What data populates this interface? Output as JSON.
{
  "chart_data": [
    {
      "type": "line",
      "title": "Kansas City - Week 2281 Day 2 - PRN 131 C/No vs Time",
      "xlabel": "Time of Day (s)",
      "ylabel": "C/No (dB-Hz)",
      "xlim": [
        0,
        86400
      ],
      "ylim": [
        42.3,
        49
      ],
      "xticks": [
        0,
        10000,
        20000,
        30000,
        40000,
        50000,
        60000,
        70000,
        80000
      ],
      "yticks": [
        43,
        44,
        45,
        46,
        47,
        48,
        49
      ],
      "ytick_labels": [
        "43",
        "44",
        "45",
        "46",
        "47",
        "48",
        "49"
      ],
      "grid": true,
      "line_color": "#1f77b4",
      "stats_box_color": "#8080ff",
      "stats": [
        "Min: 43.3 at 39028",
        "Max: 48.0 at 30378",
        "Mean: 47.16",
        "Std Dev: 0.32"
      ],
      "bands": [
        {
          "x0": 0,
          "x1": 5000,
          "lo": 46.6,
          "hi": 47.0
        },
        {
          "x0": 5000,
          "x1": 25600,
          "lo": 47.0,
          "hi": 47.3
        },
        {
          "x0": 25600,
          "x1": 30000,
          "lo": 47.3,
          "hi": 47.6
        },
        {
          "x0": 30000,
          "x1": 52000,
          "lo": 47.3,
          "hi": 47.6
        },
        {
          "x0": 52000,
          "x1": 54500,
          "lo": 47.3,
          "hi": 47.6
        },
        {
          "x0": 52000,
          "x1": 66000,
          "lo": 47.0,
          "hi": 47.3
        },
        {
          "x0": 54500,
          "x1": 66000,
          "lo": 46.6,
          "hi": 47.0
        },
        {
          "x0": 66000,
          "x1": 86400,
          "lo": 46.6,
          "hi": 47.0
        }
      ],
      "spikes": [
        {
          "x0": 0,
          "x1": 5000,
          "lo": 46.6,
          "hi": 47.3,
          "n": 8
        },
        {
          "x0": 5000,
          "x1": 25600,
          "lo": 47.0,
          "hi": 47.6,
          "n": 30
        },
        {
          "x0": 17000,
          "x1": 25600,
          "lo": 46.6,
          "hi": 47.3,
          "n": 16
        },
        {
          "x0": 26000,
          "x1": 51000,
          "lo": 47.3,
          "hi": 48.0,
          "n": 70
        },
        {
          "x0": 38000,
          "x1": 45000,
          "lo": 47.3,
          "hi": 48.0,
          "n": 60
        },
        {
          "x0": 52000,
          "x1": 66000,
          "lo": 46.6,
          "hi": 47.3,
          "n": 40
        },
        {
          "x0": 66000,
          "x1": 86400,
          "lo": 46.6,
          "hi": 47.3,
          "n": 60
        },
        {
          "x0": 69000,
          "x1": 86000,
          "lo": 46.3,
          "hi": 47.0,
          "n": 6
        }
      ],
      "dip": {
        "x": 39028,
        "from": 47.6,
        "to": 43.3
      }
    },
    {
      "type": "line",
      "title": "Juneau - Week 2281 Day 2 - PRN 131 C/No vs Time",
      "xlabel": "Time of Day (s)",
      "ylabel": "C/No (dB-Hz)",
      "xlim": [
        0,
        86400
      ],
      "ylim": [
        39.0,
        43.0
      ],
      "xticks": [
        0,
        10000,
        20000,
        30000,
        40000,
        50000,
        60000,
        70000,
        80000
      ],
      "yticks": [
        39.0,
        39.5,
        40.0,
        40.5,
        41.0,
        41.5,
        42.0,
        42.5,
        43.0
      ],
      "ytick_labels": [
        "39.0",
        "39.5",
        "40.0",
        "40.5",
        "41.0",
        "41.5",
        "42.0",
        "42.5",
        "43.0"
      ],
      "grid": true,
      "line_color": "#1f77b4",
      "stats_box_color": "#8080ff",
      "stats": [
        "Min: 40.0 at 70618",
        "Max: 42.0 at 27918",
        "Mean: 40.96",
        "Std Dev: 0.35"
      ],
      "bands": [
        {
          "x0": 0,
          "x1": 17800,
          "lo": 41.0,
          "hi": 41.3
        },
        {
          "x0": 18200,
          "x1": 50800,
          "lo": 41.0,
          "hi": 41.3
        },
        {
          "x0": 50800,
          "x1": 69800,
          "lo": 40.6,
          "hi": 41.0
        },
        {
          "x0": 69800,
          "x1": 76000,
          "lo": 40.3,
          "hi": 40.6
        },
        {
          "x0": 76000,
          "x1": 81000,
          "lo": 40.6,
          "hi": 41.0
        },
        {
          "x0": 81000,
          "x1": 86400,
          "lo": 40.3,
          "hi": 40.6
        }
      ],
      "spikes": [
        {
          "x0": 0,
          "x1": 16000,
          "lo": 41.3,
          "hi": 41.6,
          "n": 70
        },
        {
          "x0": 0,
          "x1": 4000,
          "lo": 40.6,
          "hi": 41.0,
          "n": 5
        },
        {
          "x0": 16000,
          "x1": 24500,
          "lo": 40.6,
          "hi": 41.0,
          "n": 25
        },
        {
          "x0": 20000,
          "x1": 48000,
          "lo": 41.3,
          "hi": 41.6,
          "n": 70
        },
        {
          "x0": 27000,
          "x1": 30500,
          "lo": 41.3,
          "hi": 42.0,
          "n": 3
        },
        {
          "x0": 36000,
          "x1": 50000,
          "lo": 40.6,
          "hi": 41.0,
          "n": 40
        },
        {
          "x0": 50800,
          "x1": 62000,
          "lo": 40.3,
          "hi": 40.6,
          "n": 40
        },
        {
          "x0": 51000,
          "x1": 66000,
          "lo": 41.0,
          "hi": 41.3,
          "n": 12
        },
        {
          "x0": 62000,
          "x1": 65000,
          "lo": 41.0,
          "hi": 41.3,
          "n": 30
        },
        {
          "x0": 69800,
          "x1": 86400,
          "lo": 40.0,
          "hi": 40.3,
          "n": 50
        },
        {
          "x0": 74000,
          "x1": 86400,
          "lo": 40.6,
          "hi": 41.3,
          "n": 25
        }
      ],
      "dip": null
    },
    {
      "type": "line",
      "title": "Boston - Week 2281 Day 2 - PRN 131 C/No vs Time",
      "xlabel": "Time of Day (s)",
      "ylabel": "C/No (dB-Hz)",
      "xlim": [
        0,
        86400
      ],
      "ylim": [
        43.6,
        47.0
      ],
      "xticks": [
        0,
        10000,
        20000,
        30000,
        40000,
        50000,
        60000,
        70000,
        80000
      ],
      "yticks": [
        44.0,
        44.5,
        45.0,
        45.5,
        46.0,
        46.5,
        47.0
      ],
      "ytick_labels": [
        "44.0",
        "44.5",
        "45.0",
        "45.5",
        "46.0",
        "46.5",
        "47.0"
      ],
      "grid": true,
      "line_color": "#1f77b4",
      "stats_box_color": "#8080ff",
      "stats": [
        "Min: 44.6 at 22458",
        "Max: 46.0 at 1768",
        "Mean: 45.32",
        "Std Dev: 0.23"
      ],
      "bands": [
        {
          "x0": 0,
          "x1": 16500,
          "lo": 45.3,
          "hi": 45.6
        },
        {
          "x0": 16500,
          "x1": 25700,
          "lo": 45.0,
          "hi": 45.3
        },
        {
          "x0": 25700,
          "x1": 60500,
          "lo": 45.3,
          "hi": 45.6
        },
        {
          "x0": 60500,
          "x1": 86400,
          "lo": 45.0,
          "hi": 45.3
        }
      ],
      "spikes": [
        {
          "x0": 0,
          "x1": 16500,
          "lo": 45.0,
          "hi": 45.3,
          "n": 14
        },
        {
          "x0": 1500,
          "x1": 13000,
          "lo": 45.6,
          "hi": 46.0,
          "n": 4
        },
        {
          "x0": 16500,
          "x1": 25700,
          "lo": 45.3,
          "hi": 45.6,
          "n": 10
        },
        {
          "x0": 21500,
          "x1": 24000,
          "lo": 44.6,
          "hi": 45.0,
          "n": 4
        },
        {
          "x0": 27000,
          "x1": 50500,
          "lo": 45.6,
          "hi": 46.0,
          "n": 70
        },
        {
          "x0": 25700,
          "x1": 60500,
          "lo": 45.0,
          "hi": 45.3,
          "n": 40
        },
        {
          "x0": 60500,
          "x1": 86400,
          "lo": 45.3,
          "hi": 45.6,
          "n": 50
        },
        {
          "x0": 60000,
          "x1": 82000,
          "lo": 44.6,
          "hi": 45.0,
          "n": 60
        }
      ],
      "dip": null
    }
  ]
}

• [Instructions to follow]:
Scan the material above and determine how many lines include the word "Week"; report only the number.

• [Task output]:
3